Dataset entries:

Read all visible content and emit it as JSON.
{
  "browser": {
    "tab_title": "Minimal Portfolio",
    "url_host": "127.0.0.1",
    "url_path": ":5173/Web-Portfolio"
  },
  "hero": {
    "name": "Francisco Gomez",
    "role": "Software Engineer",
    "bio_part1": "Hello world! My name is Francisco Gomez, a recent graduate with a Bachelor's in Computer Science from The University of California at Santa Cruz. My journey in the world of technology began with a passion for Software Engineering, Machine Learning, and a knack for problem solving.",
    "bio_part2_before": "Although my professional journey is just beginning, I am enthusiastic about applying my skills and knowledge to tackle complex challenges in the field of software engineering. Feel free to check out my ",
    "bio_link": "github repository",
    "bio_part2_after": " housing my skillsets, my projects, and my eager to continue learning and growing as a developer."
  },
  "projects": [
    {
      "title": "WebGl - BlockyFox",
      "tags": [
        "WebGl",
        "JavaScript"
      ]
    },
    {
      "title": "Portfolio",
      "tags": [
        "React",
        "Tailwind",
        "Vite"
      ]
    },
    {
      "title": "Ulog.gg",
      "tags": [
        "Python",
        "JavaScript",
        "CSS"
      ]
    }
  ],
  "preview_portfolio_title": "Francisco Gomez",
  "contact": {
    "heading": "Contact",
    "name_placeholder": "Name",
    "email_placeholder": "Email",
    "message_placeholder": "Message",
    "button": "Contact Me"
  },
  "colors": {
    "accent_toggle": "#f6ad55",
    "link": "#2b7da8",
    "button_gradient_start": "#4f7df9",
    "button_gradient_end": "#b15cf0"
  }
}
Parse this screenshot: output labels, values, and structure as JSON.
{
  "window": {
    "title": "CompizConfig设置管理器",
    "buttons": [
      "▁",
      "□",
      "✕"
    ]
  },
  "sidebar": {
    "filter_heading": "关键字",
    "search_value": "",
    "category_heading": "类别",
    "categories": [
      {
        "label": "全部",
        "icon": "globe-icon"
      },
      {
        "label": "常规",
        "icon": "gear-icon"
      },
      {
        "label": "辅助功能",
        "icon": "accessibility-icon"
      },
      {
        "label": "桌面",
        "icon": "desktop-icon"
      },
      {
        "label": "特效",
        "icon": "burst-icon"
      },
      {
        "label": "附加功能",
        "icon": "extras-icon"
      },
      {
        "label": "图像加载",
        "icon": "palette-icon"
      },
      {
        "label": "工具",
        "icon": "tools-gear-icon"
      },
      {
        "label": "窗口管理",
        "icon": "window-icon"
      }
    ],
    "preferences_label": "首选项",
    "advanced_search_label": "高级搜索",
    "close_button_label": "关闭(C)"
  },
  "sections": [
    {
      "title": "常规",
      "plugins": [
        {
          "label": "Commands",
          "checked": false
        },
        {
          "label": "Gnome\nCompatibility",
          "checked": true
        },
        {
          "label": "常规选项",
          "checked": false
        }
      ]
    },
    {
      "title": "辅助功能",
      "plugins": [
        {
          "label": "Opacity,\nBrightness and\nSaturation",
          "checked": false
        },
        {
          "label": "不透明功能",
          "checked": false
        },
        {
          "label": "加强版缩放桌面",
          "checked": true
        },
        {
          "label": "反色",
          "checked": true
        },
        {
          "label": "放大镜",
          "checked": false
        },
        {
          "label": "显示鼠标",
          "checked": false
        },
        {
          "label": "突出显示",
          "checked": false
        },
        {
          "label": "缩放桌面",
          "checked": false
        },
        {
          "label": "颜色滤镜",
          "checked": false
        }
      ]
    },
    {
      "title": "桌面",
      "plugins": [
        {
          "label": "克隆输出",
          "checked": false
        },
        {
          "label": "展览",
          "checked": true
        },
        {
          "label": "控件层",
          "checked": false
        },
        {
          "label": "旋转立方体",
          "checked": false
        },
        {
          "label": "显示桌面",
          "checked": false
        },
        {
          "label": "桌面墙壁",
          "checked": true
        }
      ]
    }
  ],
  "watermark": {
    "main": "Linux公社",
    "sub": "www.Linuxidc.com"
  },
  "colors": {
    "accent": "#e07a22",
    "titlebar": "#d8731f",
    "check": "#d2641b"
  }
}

_Directions_.
Print all of the entries exactly as they appear.

_Answer_.
Read all visible content and emit it as JSON.
{
  "browser": {
    "tab_title": "Minimal Portfolio",
    "url_host": "127.0.0.1",
    "url_path": ":5173/Web-Portfolio"
  },
  "hero": {
    "name": "Francisco Gomez",
    "role": "Software Engineer",
    "bio_part1": "Hello world! My name is Francisco Gomez, a recent graduate with a Bachelor's in Computer Science from The University of California at Santa Cruz. My journey in the world of technology began with a passion for Software Engineering, Machine Learning, and a knack for problem solving.",
    "bio_part2_before": "Although my professional journey is just beginning, I am enthusiastic about applying my skills and knowledge to tackle complex challenges in the field of software engineering. Feel free to check out my ",
    "bio_link": "github repository",
    "bio_part2_after": " housing my skillsets, my projects, and my eager to continue learning and growing as a developer."
  },
  "projects": [
    {
      "title": "WebGl - BlockyFox",
      "tags": [
        "WebGl",
        "JavaScript"
      ]
    },
    {
      "title": "Portfolio",
      "tags": [
        "React",
        "Tailwind",
        "Vite"
      ]
    },
    {
      "title": "Ulog.gg",
      "tags": [
        "Python",
        "JavaScript",
        "CSS"
      ]
    }
  ],
  "preview_portfolio_title": "Francisco Gomez",
  "contact": {
    "heading": "Contact",
    "name_placeholder": "Name",
    "email_placeholder": "Email",
    "message_placeholder": "Message",
    "button": "Contact Me"
  },
  "colors": {
    "accent_toggle": "#f6ad55",
    "link": "#2b7da8",
    "button_gradient_start": "#4f7df9",
    "button_gradient_end": "#b15cf0"
  }
}
Parse this screenshot: output labels, values, and structure as JSON.
{
  "window": {
    "title": "CompizConfig设置管理器",
    "buttons": [
      "▁",
      "□",
      "✕"
    ]
  },
  "sidebar": {
    "filter_heading": "关键字",
    "search_value": "",
    "category_heading": "类别",
    "categories": [
      {
        "label": "全部",
        "icon": "globe-icon"
      },
      {
        "label": "常规",
        "icon": "gear-icon"
      },
      {
        "label": "辅助功能",
        "icon": "accessibility-icon"
      },
      {
        "label": "桌面",
        "icon": "desktop-icon"
      },
      {
        "label": "特效",
        "icon": "burst-icon"
      },
      {
        "label": "附加功能",
        "icon": "extras-icon"
      },
      {
        "label": "图像加载",
        "icon": "palette-icon"
      },
      {
        "label": "工具",
        "icon": "tools-gear-icon"
      },
      {
        "label": "窗口管理",
        "icon": "window-icon"
      }
    ],
    "preferences_label": "首选项",
    "advanced_search_label": "高级搜索",
    "close_button_label": "关闭(C)"
  },
  "sections": [
    {
      "title": "常规",
      "plugins": [
        {
          "label": "Commands",
          "checked": false
        },
        {
          "label": "Gnome\nCompatibility",
          "checked": true
        },
        {
          "label": "常规选项",
          "checked": false
        }
      ]
    },
    {
      "title": "辅助功能",
      "plugins": [
        {
          "label": "Opacity,\nBrightness and\nSaturation",
          "checked": false
        },
        {
          "label": "不透明功能",
          "checked": false
        },
        {
          "label": "加强版缩放桌面",
          "checked": true
        },
        {
          "label": "反色",
          "checked": true
        },
        {
          "label": "放大镜",
          "checked": false
        },
        {
          "label": "显示鼠标",
          "checked": false
        },
        {
          "label": "突出显示",
          "checked": false
        },
        {
          "label": "缩放桌面",
          "checked": false
        },
        {
          "label": "颜色滤镜",
          "checked": false
        }
      ]
    },
    {
      "title": "桌面",
      "plugins": [
        {
          "label": "克隆输出",
          "checked": false
        },
        {
          "label": "展览",
          "checked": true
        },
        {
          "label": "控件层",
          "checked": false
        },
        {
          "label": "旋转立方体",
          "checked": false
        },
        {
          "label": "显示桌面",
          "checked": false
        },
        {
          "label": "桌面墙壁",
          "checked": true
        }
      ]
    }
  ],
  "watermark": {
    "main": "Linux公社",
    "sub": "www.Linuxidc.com"
  },
  "colors": {
    "accent": "#e07a22",
    "titlebar": "#d8731f",
    "check": "#d2641b"
  }
}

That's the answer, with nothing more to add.